* **GIVEN EXERCISE**: Will you extract the entries word for word? Images should not appear in the copy.

* **DATA TO USE**:
-=-=-
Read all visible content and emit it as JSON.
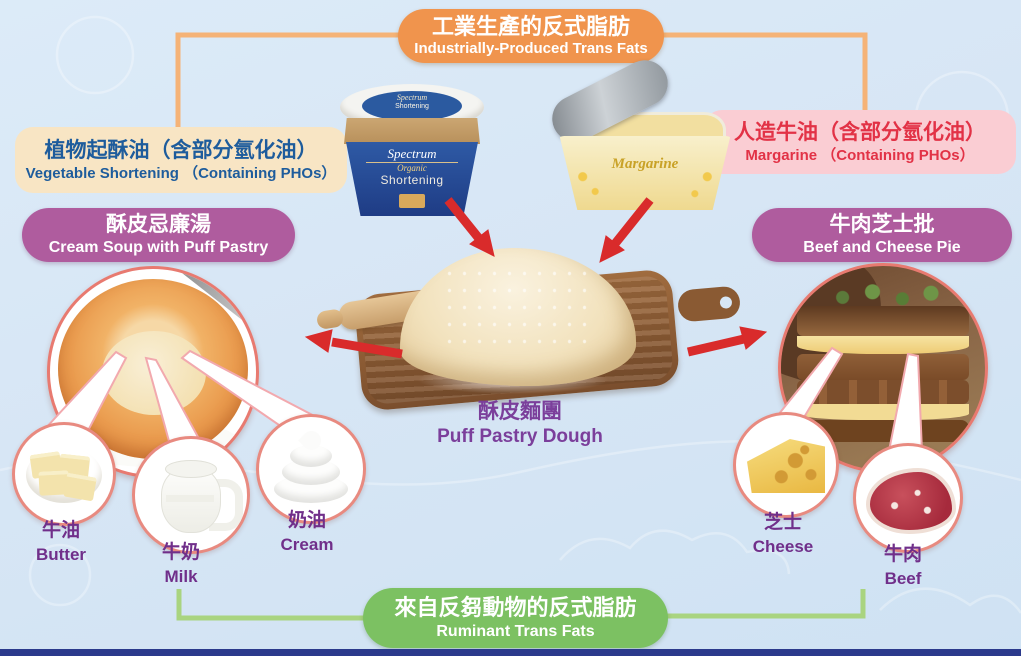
{
  "top_banner": {
    "zh": "工業生產的反式脂肪",
    "en": "Industrially-Produced Trans Fats"
  },
  "source_labels": {
    "shortening": {
      "zh": "植物起酥油（含部分氫化油）",
      "en": "Vegetable Shortening （Containing PHOs）"
    },
    "margarine": {
      "zh": "人造牛油（含部分氫化油）",
      "en": "Margarine （Containing PHOs）"
    }
  },
  "products": {
    "shortening_tub": {
      "brand": "Spectrum",
      "variety": "Organic",
      "type": "Shortening"
    },
    "margarine_tub": {
      "label": "Margarine"
    }
  },
  "center_item": {
    "zh": "酥皮麵團",
    "en": "Puff Pastry Dough"
  },
  "dishes": {
    "soup": {
      "zh": "酥皮忌廉湯",
      "en": "Cream Soup with Puff Pastry"
    },
    "pie": {
      "zh": "牛肉芝士批",
      "en": "Beef and Cheese Pie"
    }
  },
  "bottom_banner": {
    "zh": "來自反芻動物的反式脂肪",
    "en": "Ruminant Trans Fats"
  },
  "ingredients": [
    {
      "zh": "牛油",
      "en": "Butter"
    },
    {
      "zh": "牛奶",
      "en": "Milk"
    },
    {
      "zh": "奶油",
      "en": "Cream"
    },
    {
      "zh": "芝士",
      "en": "Cheese"
    },
    {
      "zh": "牛肉",
      "en": "Beef"
    }
  ],
  "colors": {
    "background": "#D7E6F5",
    "orange_banner": "#F0944D",
    "purple_banner": "#AF5C9E",
    "green_banner": "#7CC162",
    "shortening_label_bg": "#F8E5C4",
    "shortening_text": "#1E5C9C",
    "margarine_label_bg": "#FACDD3",
    "margarine_text": "#E23246",
    "arrow_red": "#D92B2B",
    "ingredient_text": "#702F8A",
    "connector_orange": "#F5B377",
    "connector_green": "#A9D480",
    "circle_border": "#E87A70"
  }
}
-=-=-
* **TASK RESULT**:
Read all visible content and emit it as JSON.
{
  "top_banner": {
    "zh": "工業生產的反式脂肪",
    "en": "Industrially-Produced Trans Fats"
  },
  "source_labels": {
    "shortening": {
      "zh": "植物起酥油（含部分氫化油）",
      "en": "Vegetable Shortening （Containing PHOs）"
    },
    "margarine": {
      "zh": "人造牛油（含部分氫化油）",
      "en": "Margarine （Containing PHOs）"
    }
  },
  "products": {
    "shortening_tub": {
      "brand": "Spectrum",
      "variety": "Organic",
      "type": "Shortening"
    },
    "margarine_tub": {
      "label": "Margarine"
    }
  },
  "center_item": {
    "zh": "酥皮麵團",
    "en": "Puff Pastry Dough"
  },
  "dishes": {
    "soup": {
      "zh": "酥皮忌廉湯",
      "en": "Cream Soup with Puff Pastry"
    },
    "pie": {
      "zh": "牛肉芝士批",
      "en": "Beef and Cheese Pie"
    }
  },
  "bottom_banner": {
    "zh": "來自反芻動物的反式脂肪",
    "en": "Ruminant Trans Fats"
  },
  "ingredients": [
    {
      "zh": "牛油",
      "en": "Butter"
    },
    {
      "zh": "牛奶",
      "en": "Milk"
    },
    {
      "zh": "奶油",
      "en": "Cream"
    },
    {
      "zh": "芝士",
      "en": "Cheese"
    },
    {
      "zh": "牛肉",
      "en": "Beef"
    }
  ],
  "colors": {
    "background": "#D7E6F5",
    "orange_banner": "#F0944D",
    "purple_banner": "#AF5C9E",
    "green_banner": "#7CC162",
    "shortening_label_bg": "#F8E5C4",
    "shortening_text": "#1E5C9C",
    "margarine_label_bg": "#FACDD3",
    "margarine_text": "#E23246",
    "arrow_red": "#D92B2B",
    "ingredient_text": "#702F8A",
    "connector_orange": "#F5B377",
    "connector_green": "#A9D480",
    "circle_border": "#E87A70"
  }
}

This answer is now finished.